[Records about charts and figures]
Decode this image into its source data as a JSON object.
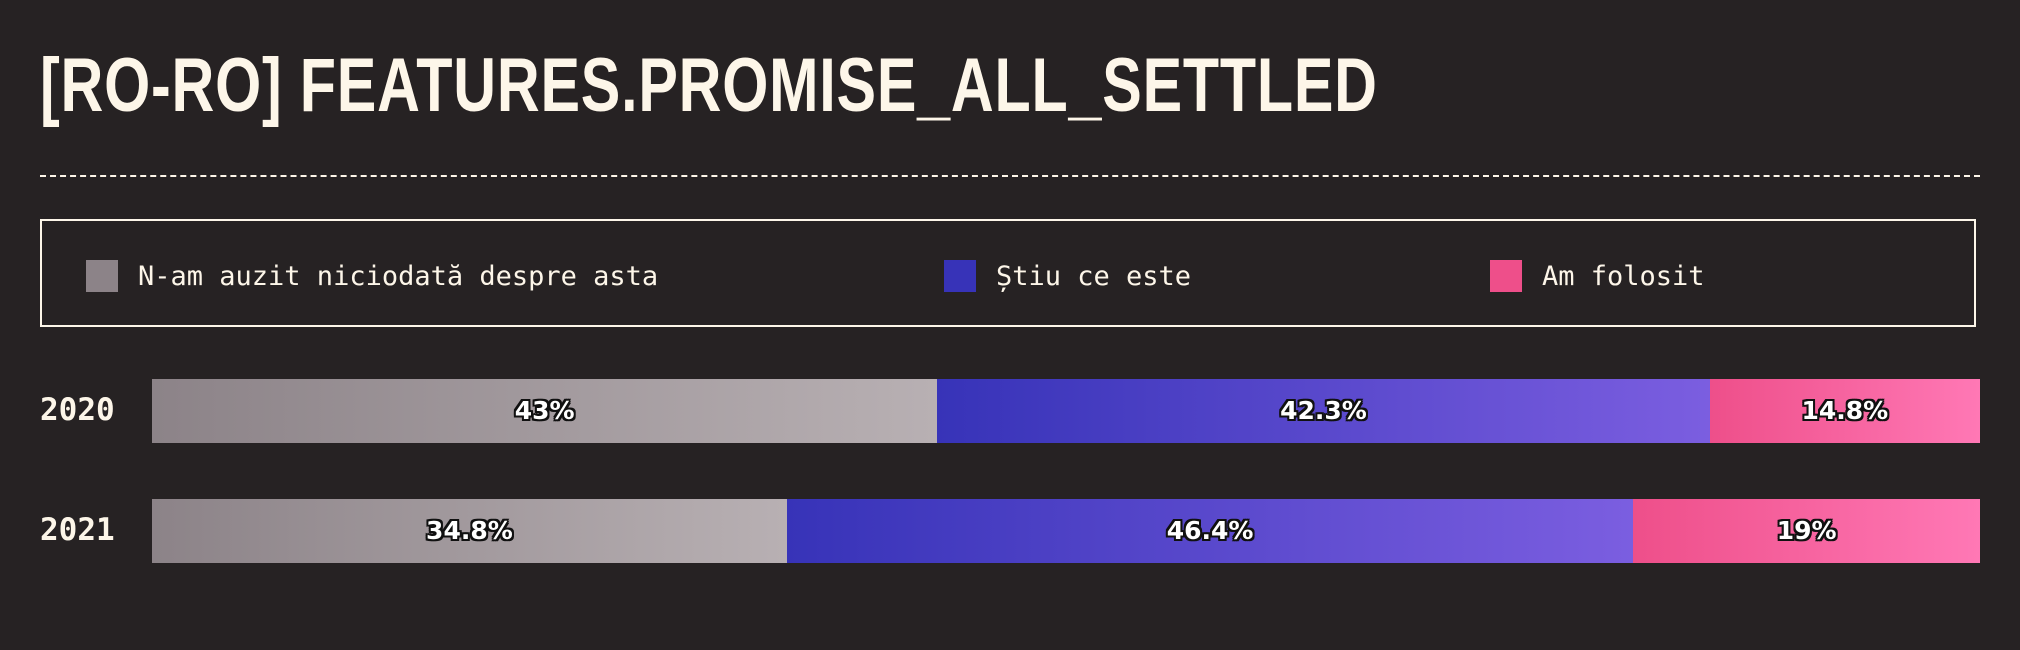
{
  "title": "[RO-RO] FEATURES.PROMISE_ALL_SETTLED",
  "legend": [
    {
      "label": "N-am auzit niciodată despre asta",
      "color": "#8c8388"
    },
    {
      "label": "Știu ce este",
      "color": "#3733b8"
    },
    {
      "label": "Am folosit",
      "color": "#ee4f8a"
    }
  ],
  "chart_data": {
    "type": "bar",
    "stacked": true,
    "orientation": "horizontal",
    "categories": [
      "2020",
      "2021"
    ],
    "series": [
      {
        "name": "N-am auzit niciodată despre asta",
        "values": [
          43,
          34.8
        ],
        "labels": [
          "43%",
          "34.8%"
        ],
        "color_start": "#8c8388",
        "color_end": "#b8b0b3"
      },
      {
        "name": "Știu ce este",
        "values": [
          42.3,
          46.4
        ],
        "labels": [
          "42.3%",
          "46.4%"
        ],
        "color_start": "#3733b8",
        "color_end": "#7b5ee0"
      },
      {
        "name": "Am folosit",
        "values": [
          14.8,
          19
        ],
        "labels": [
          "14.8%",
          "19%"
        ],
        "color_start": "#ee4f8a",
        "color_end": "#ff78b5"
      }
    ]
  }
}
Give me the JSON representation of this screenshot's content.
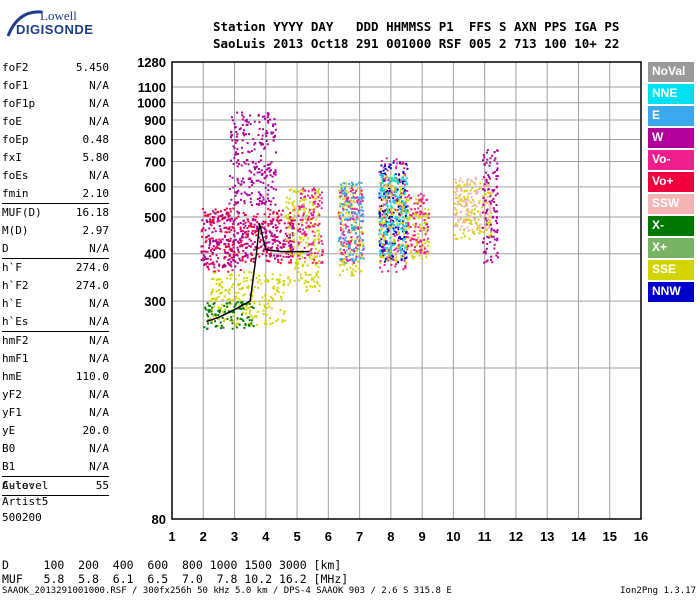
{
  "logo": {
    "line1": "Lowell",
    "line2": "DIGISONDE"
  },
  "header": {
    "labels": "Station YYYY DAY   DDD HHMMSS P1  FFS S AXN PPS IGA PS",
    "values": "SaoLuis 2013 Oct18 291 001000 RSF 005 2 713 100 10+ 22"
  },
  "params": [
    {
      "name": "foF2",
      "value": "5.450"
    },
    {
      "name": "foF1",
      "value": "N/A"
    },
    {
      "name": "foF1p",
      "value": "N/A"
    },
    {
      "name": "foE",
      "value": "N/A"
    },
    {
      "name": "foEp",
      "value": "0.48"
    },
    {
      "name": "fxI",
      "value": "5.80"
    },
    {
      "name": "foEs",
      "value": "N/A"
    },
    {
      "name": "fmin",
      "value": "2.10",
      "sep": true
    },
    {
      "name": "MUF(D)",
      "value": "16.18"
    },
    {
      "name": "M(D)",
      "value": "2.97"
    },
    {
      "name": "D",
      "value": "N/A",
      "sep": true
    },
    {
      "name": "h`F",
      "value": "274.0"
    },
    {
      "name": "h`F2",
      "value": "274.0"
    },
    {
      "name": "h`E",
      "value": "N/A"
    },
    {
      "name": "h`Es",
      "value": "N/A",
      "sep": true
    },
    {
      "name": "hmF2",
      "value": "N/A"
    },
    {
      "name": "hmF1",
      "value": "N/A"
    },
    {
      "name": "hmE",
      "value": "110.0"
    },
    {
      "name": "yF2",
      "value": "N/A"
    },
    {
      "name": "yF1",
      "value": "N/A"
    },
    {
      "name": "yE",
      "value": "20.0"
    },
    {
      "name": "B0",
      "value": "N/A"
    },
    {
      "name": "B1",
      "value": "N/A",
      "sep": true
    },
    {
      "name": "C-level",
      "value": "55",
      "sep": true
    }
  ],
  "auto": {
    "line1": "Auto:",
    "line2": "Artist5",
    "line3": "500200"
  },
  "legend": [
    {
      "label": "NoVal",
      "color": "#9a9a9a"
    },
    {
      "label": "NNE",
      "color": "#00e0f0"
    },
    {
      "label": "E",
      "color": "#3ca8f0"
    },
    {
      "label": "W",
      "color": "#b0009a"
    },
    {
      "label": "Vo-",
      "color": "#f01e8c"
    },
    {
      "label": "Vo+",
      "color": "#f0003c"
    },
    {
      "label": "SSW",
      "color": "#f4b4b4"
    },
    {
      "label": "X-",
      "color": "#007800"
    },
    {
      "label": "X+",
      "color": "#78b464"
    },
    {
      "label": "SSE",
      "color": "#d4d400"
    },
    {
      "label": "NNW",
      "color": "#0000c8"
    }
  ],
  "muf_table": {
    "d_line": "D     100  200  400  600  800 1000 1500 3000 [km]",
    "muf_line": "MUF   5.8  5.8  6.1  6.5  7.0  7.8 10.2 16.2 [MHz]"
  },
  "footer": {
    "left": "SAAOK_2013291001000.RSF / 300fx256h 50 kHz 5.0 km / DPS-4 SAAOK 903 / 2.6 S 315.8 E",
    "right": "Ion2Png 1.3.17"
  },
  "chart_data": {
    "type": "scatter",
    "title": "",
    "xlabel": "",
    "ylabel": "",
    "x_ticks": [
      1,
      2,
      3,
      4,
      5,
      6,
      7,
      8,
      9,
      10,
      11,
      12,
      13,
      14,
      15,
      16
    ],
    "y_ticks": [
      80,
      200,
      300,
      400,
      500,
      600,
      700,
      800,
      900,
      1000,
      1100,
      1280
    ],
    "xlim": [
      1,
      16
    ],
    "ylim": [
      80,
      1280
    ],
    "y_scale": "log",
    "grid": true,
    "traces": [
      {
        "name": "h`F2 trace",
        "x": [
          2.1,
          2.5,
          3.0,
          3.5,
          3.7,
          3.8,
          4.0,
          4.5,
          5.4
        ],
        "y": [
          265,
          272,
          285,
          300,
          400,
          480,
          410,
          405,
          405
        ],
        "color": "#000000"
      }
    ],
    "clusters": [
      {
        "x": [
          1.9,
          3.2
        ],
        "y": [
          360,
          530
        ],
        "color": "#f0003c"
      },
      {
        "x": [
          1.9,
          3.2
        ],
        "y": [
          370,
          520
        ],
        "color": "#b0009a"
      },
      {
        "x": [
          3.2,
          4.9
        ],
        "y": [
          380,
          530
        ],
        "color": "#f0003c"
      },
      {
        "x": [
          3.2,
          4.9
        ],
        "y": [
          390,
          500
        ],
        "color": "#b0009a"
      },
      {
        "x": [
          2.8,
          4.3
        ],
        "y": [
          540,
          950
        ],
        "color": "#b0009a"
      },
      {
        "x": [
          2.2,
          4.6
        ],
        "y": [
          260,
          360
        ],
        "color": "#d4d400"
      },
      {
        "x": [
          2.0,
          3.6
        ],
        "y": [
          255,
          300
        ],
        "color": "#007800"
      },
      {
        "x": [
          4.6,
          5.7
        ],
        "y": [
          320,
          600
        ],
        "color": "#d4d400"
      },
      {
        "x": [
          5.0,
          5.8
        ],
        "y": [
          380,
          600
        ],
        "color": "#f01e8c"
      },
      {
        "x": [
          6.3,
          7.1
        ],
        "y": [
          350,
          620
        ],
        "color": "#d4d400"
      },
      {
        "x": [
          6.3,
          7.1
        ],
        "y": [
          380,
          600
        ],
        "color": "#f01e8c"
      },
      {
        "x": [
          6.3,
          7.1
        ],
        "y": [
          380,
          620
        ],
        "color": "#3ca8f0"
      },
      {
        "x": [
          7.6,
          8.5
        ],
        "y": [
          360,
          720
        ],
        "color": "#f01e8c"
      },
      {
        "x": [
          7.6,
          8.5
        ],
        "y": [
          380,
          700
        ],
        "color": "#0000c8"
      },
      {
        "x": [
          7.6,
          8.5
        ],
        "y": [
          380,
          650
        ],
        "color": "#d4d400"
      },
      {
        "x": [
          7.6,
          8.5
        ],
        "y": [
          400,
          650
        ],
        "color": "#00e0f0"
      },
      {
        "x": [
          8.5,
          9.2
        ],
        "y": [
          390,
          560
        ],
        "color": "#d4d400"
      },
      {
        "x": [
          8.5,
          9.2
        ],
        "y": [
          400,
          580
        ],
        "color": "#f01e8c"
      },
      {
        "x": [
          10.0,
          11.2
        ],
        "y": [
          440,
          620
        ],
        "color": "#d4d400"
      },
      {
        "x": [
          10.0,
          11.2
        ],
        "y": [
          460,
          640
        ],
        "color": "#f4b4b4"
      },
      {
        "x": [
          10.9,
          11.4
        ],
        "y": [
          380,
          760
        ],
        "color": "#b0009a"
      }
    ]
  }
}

■ **What is expected**:
Go through the listing above and list every line that has the word "this".

■ **Complete response**:
Decode this image into its source data as a JSON object.
Give me the JSON representation of this screenshot's content.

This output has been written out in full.